_Directive:_
Count every line that holds the string "temperaturen", then give that number alone.

_Exercise materials:_

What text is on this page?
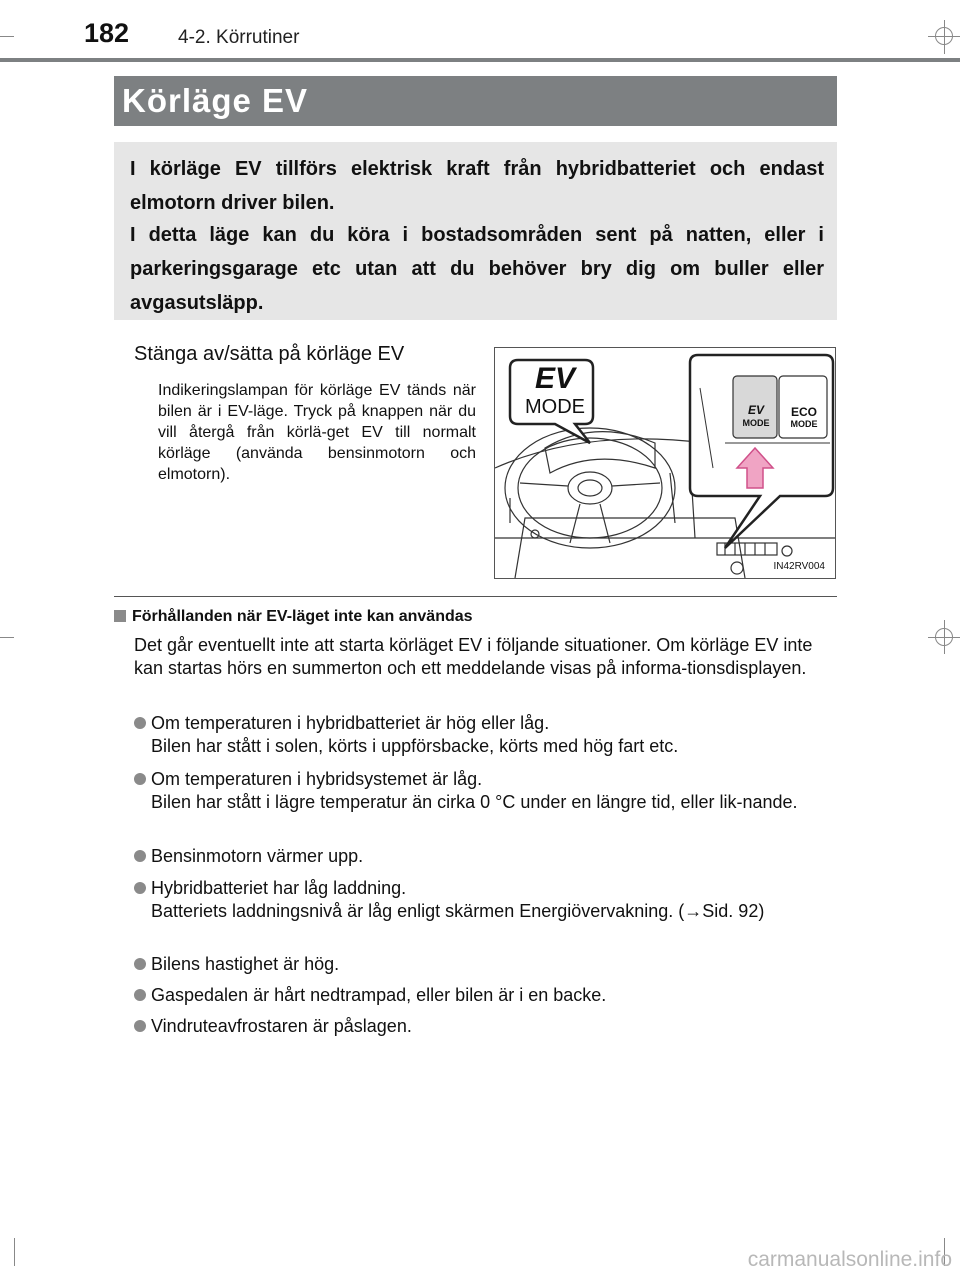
182	4-2. Körrutiner
Körläge EV

I körläge EV tillförs elektrisk kraft från hybridbatteriet och endast elmotorn driver bilen.

I detta läge kan du köra i bostadsområden sent på natten, eller i parkeringsgarage etc utan att du behöver bry dig om buller eller avgasutsläpp.

Stänga av/sätta på körläge EV

Indikeringslampan för körläge EV tänds när bilen är i EV-läge. Tryck på knappen när du vill återgå från körlä-get EV till normalt körläge (använda bensinmotorn och elmotorn).

EV
MODE	EV
MODE
ECO
MODE
IN42RV004
Förhållanden när EV-läget inte kan användas

Det går eventuellt inte att starta körläget EV i följande situationer. Om körläge EV inte kan startas hörs en summerton och ett meddelande visas på informa-tionsdisplayen.

Om temperaturen i hybridbatteriet är hög eller låg.
Bilen har stått i solen, körts i uppförsbacke, körts med hög fart etc.
Om temperaturen i hybridsystemet är låg.
Bilen har stått i lägre temperatur än cirka 0 °C under en längre tid, eller lik-nande.
Bensinmotorn värmer upp.
Hybridbatteriet har låg laddning.
Batteriets laddningsnivå är låg enligt skärmen Energiövervakning. (→Sid. 92)
Bilens hastighet är hög.
Gaspedalen är hårt nedtrampad, eller bilen är i en backe.
Vindruteavfrostaren är påslagen.
carmanualsonline.info
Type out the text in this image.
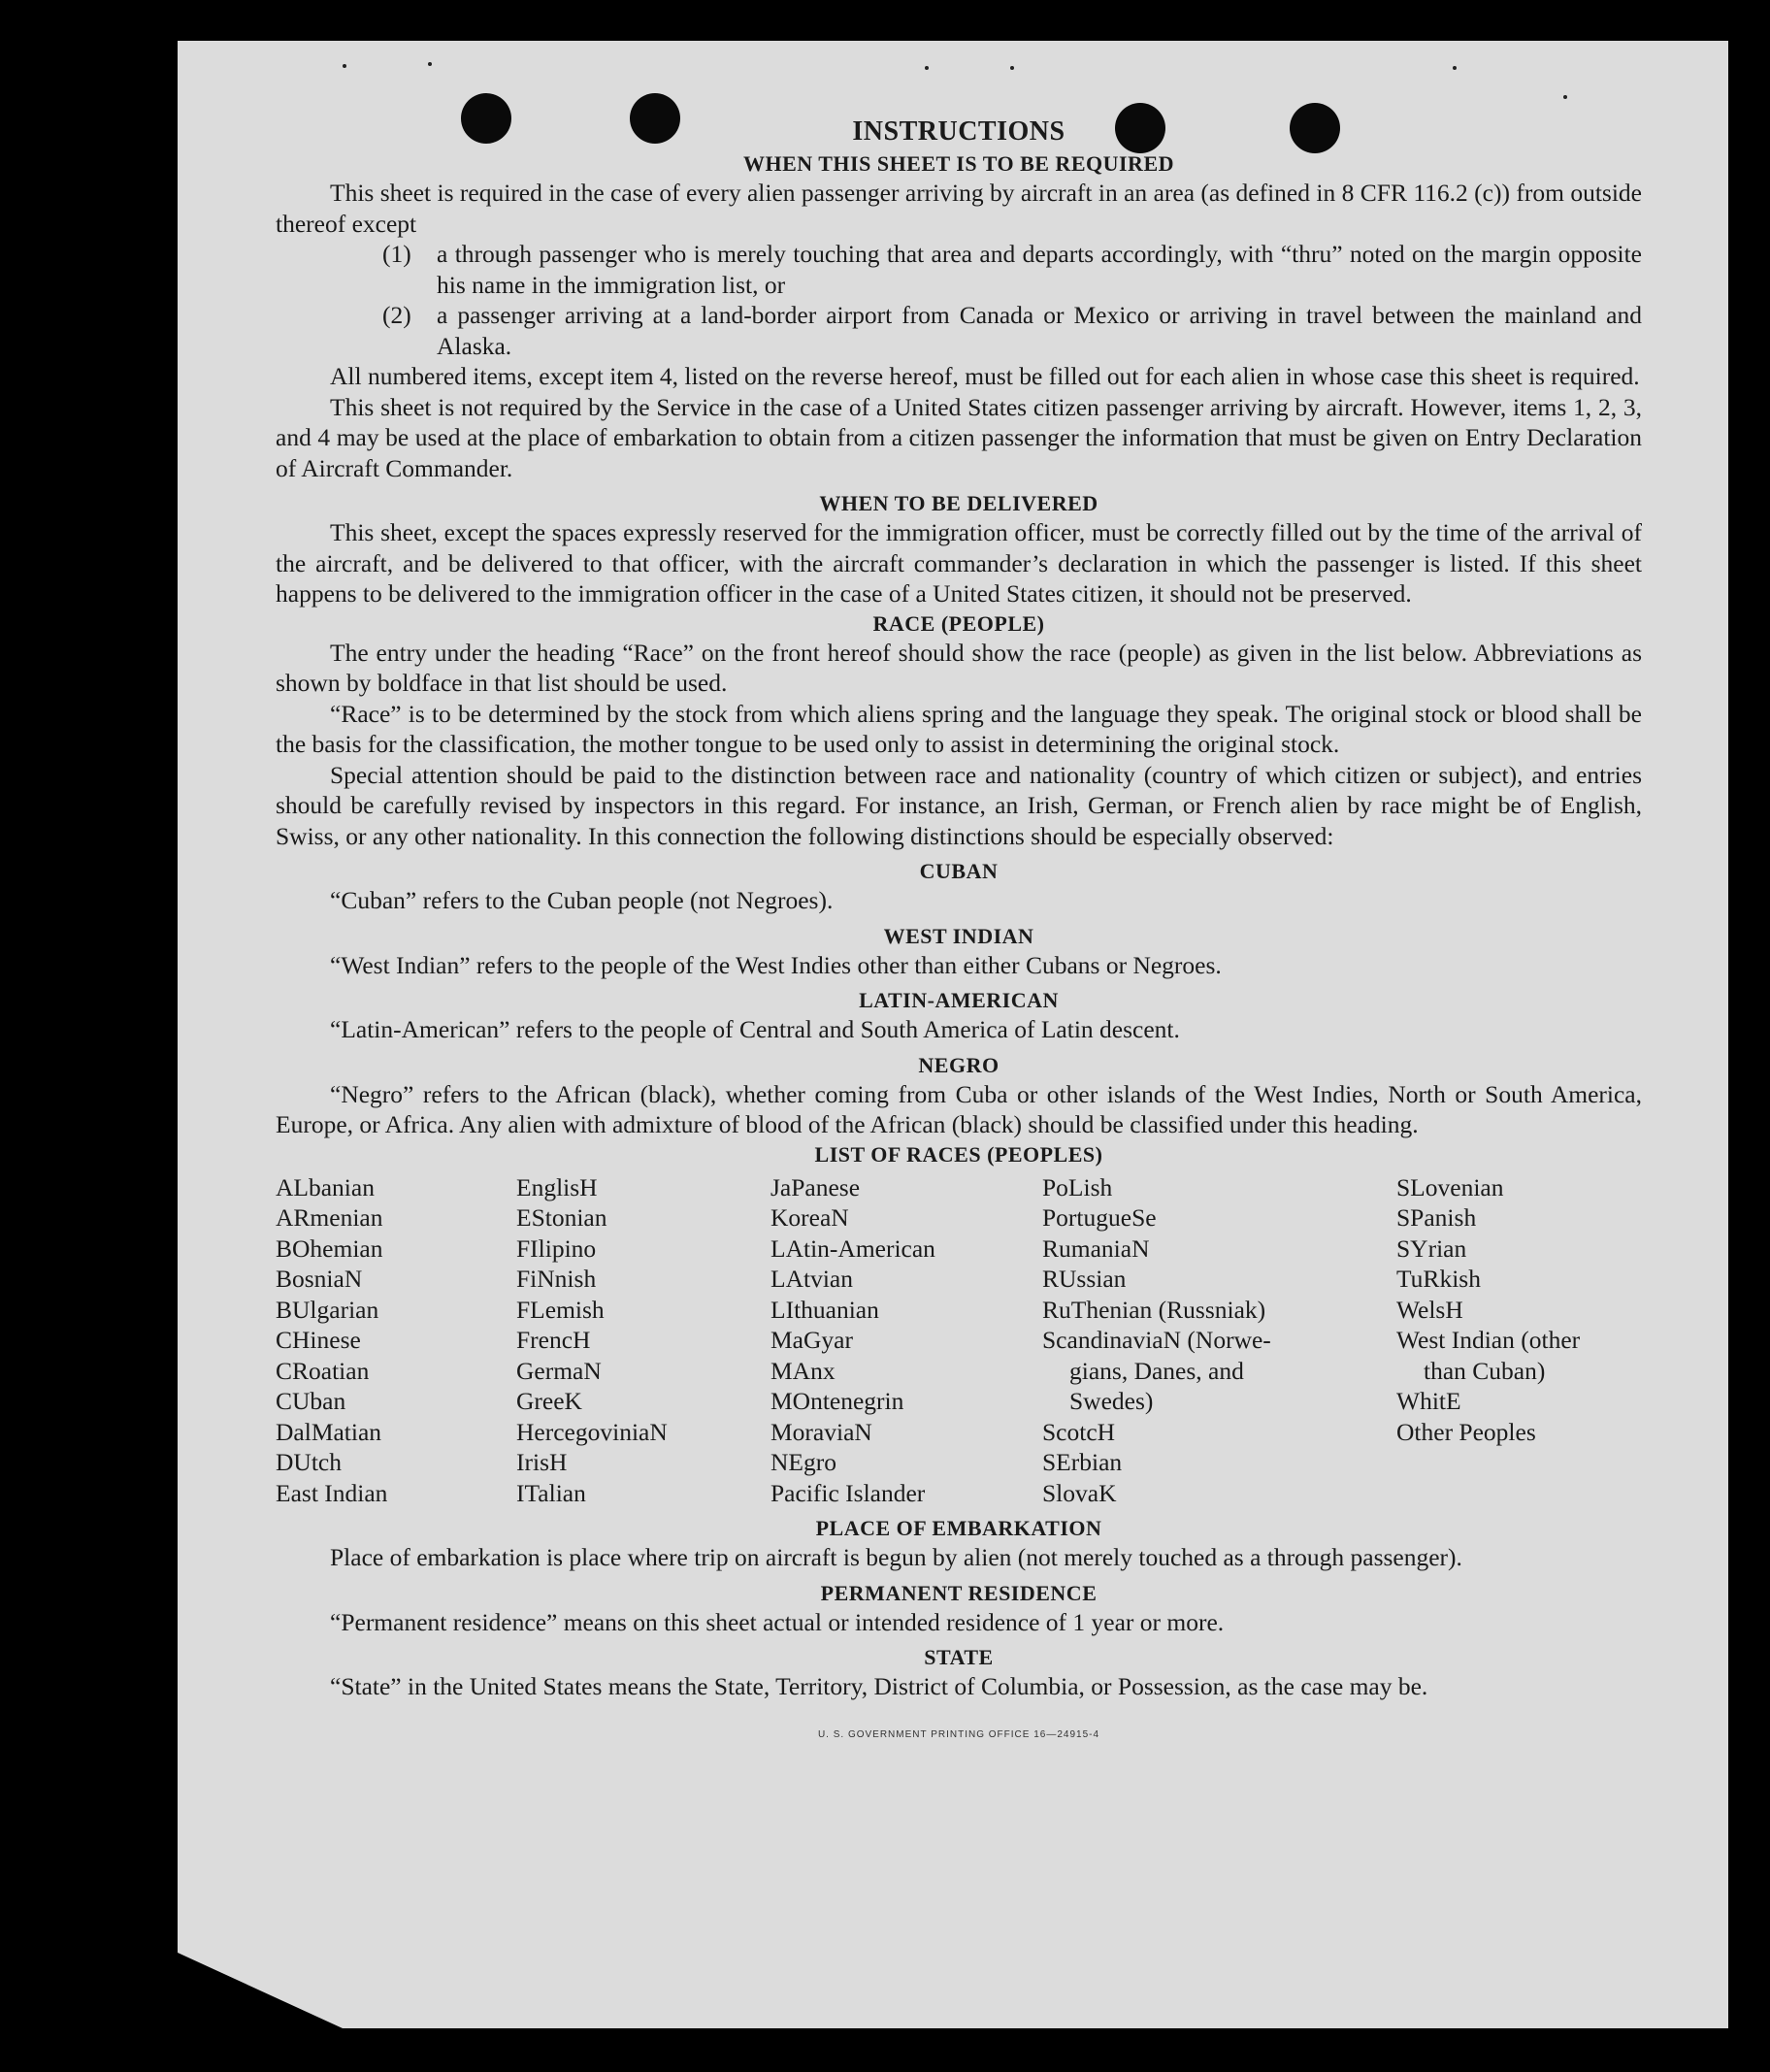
INSTRUCTIONS
WHEN THIS SHEET IS TO BE REQUIRED

This sheet is required in the case of every alien passenger arriving by aircraft in an area (as defined in 8 CFR 116.2 (c)) from outside thereof except

(1)	a through passenger who is merely touching that area and departs accordingly, with “thru” noted on the margin opposite his name in the immigration list, or
(2)	a passenger arriving at a land-border airport from Canada or Mexico or arriving in travel between the mainland and Alaska.

All numbered items, except item 4, listed on the reverse hereof, must be filled out for each alien in whose case this sheet is required.

This sheet is not required by the Service in the case of a United States citizen passenger arriving by aircraft. However, items 1, 2, 3, and 4 may be used at the place of embarkation to obtain from a citizen passenger the information that must be given on Entry Declaration of Aircraft Commander.

WHEN TO BE DELIVERED

This sheet, except the spaces expressly reserved for the immigration officer, must be correctly filled out by the time of the arrival of the aircraft, and be delivered to that officer, with the aircraft commander’s declaration in which the passenger is listed. If this sheet happens to be delivered to the immigration officer in the case of a United States citizen, it should not be preserved.

RACE (PEOPLE)

The entry under the heading “Race” on the front hereof should show the race (people) as given in the list below. Abbreviations as shown by boldface in that list should be used.

“Race” is to be determined by the stock from which aliens spring and the language they speak. The original stock or blood shall be the basis for the classification, the mother tongue to be used only to assist in determining the original stock.

Special attention should be paid to the distinction between race and nationality (country of which citizen or subject), and entries should be carefully revised by inspectors in this regard. For instance, an Irish, German, or French alien by race might be of English, Swiss, or any other nationality. In this connection the following distinctions should be especially observed:

CUBAN

“Cuban” refers to the Cuban people (not Negroes).

WEST INDIAN

“West Indian” refers to the people of the West Indies other than either Cubans or Negroes.

LATIN-AMERICAN

“Latin-American” refers to the people of Central and South America of Latin descent.

NEGRO

“Negro” refers to the African (black), whether coming from Cuba or other islands of the West Indies, North or South America, Europe, or Africa. Any alien with admixture of blood of the African (black) should be classified under this heading.

LIST OF RACES (PEOPLES)
ALbanian
ARmenian
BOhemian
BosniaN
BUlgarian
CHinese
CRoatian
CUban
DalMatian
DUtch
East Indian
EnglisH
EStonian
FIlipino
FiNnish
FLemish
FrencH
GermaN
GreeK
HercegoviniaN
IrisH
ITalian
JaPanese
KoreaN
LAtin-American
LAtvian
LIthuanian
MaGyar
MAnx
MOntenegrin
MoraviaN
NEgro
Pacific Islander
PoLish
PortugueSe
RumaniaN
RUssian
RuThenian (Russniak)
ScandinaviaN (Norwe-
gians, Danes, and
Swedes)
ScotcH
SErbian
SlovaK
SLovenian
SPanish
SYrian
TuRkish
WelsH
West Indian (other
than Cuban)
WhitE
Other Peoples
PLACE OF EMBARKATION

Place of embarkation is place where trip on aircraft is begun by alien (not merely touched as a through passenger).

PERMANENT RESIDENCE

“Permanent residence” means on this sheet actual or intended residence of 1 year or more.

STATE

“State” in the United States means the State, Territory, District of Columbia, or Possession, as the case may be.

U. S. GOVERNMENT PRINTING OFFICE 16—24915-4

_Result below:_
2